**Given instruction**: Every record must be repeated exactly, with no omission.

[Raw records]
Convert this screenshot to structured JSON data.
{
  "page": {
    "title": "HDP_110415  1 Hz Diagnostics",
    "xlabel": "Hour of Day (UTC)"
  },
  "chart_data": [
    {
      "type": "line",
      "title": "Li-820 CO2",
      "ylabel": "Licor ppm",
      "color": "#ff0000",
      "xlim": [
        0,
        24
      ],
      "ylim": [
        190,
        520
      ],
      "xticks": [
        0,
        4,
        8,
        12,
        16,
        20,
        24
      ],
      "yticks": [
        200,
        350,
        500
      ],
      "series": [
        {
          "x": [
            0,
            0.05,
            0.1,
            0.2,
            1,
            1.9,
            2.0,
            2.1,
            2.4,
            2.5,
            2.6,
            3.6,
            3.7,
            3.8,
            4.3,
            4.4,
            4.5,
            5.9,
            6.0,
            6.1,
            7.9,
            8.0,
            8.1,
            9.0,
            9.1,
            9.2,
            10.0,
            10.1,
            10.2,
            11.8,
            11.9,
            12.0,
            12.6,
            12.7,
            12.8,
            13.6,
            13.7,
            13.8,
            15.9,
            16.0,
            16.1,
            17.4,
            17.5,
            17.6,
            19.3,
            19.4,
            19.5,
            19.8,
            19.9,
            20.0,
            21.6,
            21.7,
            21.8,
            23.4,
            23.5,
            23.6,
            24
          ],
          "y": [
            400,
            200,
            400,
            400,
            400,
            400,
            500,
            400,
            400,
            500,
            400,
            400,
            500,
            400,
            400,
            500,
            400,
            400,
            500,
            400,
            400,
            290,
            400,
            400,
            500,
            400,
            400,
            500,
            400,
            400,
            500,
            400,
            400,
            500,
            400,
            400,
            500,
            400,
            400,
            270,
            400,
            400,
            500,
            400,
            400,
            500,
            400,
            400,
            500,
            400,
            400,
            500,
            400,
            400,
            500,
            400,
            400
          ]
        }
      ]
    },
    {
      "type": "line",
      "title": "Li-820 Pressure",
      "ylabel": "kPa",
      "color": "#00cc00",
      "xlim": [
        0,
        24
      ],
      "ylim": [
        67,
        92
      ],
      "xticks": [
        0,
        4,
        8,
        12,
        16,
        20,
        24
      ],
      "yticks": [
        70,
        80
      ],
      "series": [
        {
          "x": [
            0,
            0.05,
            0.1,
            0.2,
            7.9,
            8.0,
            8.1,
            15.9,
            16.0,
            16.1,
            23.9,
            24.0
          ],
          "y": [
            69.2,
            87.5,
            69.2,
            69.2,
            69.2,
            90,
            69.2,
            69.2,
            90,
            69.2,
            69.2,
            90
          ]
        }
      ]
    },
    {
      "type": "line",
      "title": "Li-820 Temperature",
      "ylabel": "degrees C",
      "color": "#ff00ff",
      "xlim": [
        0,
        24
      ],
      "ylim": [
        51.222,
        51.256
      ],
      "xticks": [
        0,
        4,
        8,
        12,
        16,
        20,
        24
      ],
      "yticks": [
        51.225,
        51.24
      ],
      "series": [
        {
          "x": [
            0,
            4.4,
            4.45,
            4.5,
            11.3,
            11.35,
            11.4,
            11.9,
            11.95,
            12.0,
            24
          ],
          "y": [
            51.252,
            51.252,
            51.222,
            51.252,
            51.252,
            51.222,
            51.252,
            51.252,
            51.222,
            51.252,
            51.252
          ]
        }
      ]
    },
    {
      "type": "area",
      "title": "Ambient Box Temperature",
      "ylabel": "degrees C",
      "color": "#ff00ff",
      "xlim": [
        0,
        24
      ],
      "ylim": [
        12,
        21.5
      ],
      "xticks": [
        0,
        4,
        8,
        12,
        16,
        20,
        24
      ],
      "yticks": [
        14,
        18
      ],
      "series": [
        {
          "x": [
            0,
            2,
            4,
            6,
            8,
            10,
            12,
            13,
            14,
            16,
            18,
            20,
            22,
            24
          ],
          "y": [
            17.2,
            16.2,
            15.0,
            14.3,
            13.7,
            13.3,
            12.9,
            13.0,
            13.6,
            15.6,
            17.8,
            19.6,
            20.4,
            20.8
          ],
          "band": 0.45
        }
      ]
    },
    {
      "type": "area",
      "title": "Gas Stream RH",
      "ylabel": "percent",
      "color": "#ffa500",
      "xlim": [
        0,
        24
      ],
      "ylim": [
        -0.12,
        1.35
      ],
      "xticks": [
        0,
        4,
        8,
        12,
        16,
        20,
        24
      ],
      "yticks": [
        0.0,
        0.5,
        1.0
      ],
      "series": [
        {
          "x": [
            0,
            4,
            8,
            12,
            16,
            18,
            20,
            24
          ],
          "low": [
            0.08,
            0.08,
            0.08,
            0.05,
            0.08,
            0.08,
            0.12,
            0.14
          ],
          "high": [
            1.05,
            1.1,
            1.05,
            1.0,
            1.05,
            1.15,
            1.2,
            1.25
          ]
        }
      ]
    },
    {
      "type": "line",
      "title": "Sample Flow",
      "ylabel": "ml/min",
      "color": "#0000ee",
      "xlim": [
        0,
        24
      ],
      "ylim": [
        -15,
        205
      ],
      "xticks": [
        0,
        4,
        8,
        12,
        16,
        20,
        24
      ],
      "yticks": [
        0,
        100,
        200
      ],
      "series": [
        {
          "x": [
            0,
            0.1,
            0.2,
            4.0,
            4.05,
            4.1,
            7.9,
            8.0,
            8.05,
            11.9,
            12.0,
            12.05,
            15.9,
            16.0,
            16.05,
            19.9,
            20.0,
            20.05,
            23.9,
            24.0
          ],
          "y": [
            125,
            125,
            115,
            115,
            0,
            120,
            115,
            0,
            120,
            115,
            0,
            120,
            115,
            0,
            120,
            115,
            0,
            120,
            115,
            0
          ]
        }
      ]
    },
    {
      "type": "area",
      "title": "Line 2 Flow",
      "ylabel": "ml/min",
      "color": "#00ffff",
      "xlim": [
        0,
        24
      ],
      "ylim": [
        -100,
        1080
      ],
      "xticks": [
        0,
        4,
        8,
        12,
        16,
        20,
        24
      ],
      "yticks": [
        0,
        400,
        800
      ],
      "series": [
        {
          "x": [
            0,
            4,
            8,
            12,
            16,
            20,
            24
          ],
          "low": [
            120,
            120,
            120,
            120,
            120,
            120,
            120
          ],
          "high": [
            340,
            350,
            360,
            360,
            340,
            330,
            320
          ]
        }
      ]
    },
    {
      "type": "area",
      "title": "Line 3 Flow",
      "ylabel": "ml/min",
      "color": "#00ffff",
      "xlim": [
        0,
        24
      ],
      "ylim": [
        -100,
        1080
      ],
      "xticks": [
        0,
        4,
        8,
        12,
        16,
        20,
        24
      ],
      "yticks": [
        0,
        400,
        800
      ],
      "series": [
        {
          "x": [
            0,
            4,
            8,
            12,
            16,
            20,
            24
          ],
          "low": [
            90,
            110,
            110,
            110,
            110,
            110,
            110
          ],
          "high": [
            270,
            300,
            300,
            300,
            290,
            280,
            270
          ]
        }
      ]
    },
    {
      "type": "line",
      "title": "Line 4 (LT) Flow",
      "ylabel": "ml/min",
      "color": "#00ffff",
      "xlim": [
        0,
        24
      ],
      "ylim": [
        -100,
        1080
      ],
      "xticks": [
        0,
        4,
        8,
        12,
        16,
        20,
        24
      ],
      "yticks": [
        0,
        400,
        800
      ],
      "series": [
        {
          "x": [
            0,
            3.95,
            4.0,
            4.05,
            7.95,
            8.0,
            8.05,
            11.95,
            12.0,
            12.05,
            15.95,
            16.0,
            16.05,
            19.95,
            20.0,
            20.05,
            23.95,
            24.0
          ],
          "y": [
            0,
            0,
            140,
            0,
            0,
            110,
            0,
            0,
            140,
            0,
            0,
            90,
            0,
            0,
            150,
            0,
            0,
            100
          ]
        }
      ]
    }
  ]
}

**Answer**:
Convert this screenshot to structured JSON data.
{
  "page": {
    "title": "HDP_110415  1 Hz Diagnostics",
    "xlabel": "Hour of Day (UTC)"
  },
  "chart_data": [
    {
      "type": "line",
      "title": "Li-820 CO2",
      "ylabel": "Licor ppm",
      "color": "#ff0000",
      "xlim": [
        0,
        24
      ],
      "ylim": [
        190,
        520
      ],
      "xticks": [
        0,
        4,
        8,
        12,
        16,
        20,
        24
      ],
      "yticks": [
        200,
        350,
        500
      ],
      "series": [
        {
          "x": [
            0,
            0.05,
            0.1,
            0.2,
            1,
            1.9,
            2.0,
            2.1,
            2.4,
            2.5,
            2.6,
            3.6,
            3.7,
            3.8,
            4.3,
            4.4,
            4.5,
            5.9,
            6.0,
            6.1,
            7.9,
            8.0,
            8.1,
            9.0,
            9.1,
            9.2,
            10.0,
            10.1,
            10.2,
            11.8,
            11.9,
            12.0,
            12.6,
            12.7,
            12.8,
            13.6,
            13.7,
            13.8,
            15.9,
            16.0,
            16.1,
            17.4,
            17.5,
            17.6,
            19.3,
            19.4,
            19.5,
            19.8,
            19.9,
            20.0,
            21.6,
            21.7,
            21.8,
            23.4,
            23.5,
            23.6,
            24
          ],
          "y": [
            400,
            200,
            400,
            400,
            400,
            400,
            500,
            400,
            400,
            500,
            400,
            400,
            500,
            400,
            400,
            500,
            400,
            400,
            500,
            400,
            400,
            290,
            400,
            400,
            500,
            400,
            400,
            500,
            400,
            400,
            500,
            400,
            400,
            500,
            400,
            400,
            500,
            400,
            400,
            270,
            400,
            400,
            500,
            400,
            400,
            500,
            400,
            400,
            500,
            400,
            400,
            500,
            400,
            400,
            500,
            400,
            400
          ]
        }
      ]
    },
    {
      "type": "line",
      "title": "Li-820 Pressure",
      "ylabel": "kPa",
      "color": "#00cc00",
      "xlim": [
        0,
        24
      ],
      "ylim": [
        67,
        92
      ],
      "xticks": [
        0,
        4,
        8,
        12,
        16,
        20,
        24
      ],
      "yticks": [
        70,
        80
      ],
      "series": [
        {
          "x": [
            0,
            0.05,
            0.1,
            0.2,
            7.9,
            8.0,
            8.1,
            15.9,
            16.0,
            16.1,
            23.9,
            24.0
          ],
          "y": [
            69.2,
            87.5,
            69.2,
            69.2,
            69.2,
            90,
            69.2,
            69.2,
            90,
            69.2,
            69.2,
            90
          ]
        }
      ]
    },
    {
      "type": "line",
      "title": "Li-820 Temperature",
      "ylabel": "degrees C",
      "color": "#ff00ff",
      "xlim": [
        0,
        24
      ],
      "ylim": [
        51.222,
        51.256
      ],
      "xticks": [
        0,
        4,
        8,
        12,
        16,
        20,
        24
      ],
      "yticks": [
        51.225,
        51.24
      ],
      "series": [
        {
          "x": [
            0,
            4.4,
            4.45,
            4.5,
            11.3,
            11.35,
            11.4,
            11.9,
            11.95,
            12.0,
            24
          ],
          "y": [
            51.252,
            51.252,
            51.222,
            51.252,
            51.252,
            51.222,
            51.252,
            51.252,
            51.222,
            51.252,
            51.252
          ]
        }
      ]
    },
    {
      "type": "area",
      "title": "Ambient Box Temperature",
      "ylabel": "degrees C",
      "color": "#ff00ff",
      "xlim": [
        0,
        24
      ],
      "ylim": [
        12,
        21.5
      ],
      "xticks": [
        0,
        4,
        8,
        12,
        16,
        20,
        24
      ],
      "yticks": [
        14,
        18
      ],
      "series": [
        {
          "x": [
            0,
            2,
            4,
            6,
            8,
            10,
            12,
            13,
            14,
            16,
            18,
            20,
            22,
            24
          ],
          "y": [
            17.2,
            16.2,
            15.0,
            14.3,
            13.7,
            13.3,
            12.9,
            13.0,
            13.6,
            15.6,
            17.8,
            19.6,
            20.4,
            20.8
          ],
          "band": 0.45
        }
      ]
    },
    {
      "type": "area",
      "title": "Gas Stream RH",
      "ylabel": "percent",
      "color": "#ffa500",
      "xlim": [
        0,
        24
      ],
      "ylim": [
        -0.12,
        1.35
      ],
      "xticks": [
        0,
        4,
        8,
        12,
        16,
        20,
        24
      ],
      "yticks": [
        0.0,
        0.5,
        1.0
      ],
      "series": [
        {
          "x": [
            0,
            4,
            8,
            12,
            16,
            18,
            20,
            24
          ],
          "low": [
            0.08,
            0.08,
            0.08,
            0.05,
            0.08,
            0.08,
            0.12,
            0.14
          ],
          "high": [
            1.05,
            1.1,
            1.05,
            1.0,
            1.05,
            1.15,
            1.2,
            1.25
          ]
        }
      ]
    },
    {
      "type": "line",
      "title": "Sample Flow",
      "ylabel": "ml/min",
      "color": "#0000ee",
      "xlim": [
        0,
        24
      ],
      "ylim": [
        -15,
        205
      ],
      "xticks": [
        0,
        4,
        8,
        12,
        16,
        20,
        24
      ],
      "yticks": [
        0,
        100,
        200
      ],
      "series": [
        {
          "x": [
            0,
            0.1,
            0.2,
            4.0,
            4.05,
            4.1,
            7.9,
            8.0,
            8.05,
            11.9,
            12.0,
            12.05,
            15.9,
            16.0,
            16.05,
            19.9,
            20.0,
            20.05,
            23.9,
            24.0
          ],
          "y": [
            125,
            125,
            115,
            115,
            0,
            120,
            115,
            0,
            120,
            115,
            0,
            120,
            115,
            0,
            120,
            115,
            0,
            120,
            115,
            0
          ]
        }
      ]
    },
    {
      "type": "area",
      "title": "Line 2 Flow",
      "ylabel": "ml/min",
      "color": "#00ffff",
      "xlim": [
        0,
        24
      ],
      "ylim": [
        -100,
        1080
      ],
      "xticks": [
        0,
        4,
        8,
        12,
        16,
        20,
        24
      ],
      "yticks": [
        0,
        400,
        800
      ],
      "series": [
        {
          "x": [
            0,
            4,
            8,
            12,
            16,
            20,
            24
          ],
          "low": [
            120,
            120,
            120,
            120,
            120,
            120,
            120
          ],
          "high": [
            340,
            350,
            360,
            360,
            340,
            330,
            320
          ]
        }
      ]
    },
    {
      "type": "area",
      "title": "Line 3 Flow",
      "ylabel": "ml/min",
      "color": "#00ffff",
      "xlim": [
        0,
        24
      ],
      "ylim": [
        -100,
        1080
      ],
      "xticks": [
        0,
        4,
        8,
        12,
        16,
        20,
        24
      ],
      "yticks": [
        0,
        400,
        800
      ],
      "series": [
        {
          "x": [
            0,
            4,
            8,
            12,
            16,
            20,
            24
          ],
          "low": [
            90,
            110,
            110,
            110,
            110,
            110,
            110
          ],
          "high": [
            270,
            300,
            300,
            300,
            290,
            280,
            270
          ]
        }
      ]
    },
    {
      "type": "line",
      "title": "Line 4 (LT) Flow",
      "ylabel": "ml/min",
      "color": "#00ffff",
      "xlim": [
        0,
        24
      ],
      "ylim": [
        -100,
        1080
      ],
      "xticks": [
        0,
        4,
        8,
        12,
        16,
        20,
        24
      ],
      "yticks": [
        0,
        400,
        800
      ],
      "series": [
        {
          "x": [
            0,
            3.95,
            4.0,
            4.05,
            7.95,
            8.0,
            8.05,
            11.95,
            12.0,
            12.05,
            15.95,
            16.0,
            16.05,
            19.95,
            20.0,
            20.05,
            23.95,
            24.0
          ],
          "y": [
            0,
            0,
            140,
            0,
            0,
            110,
            0,
            0,
            140,
            0,
            0,
            90,
            0,
            0,
            150,
            0,
            0,
            100
          ]
        }
      ]
    }
  ]
}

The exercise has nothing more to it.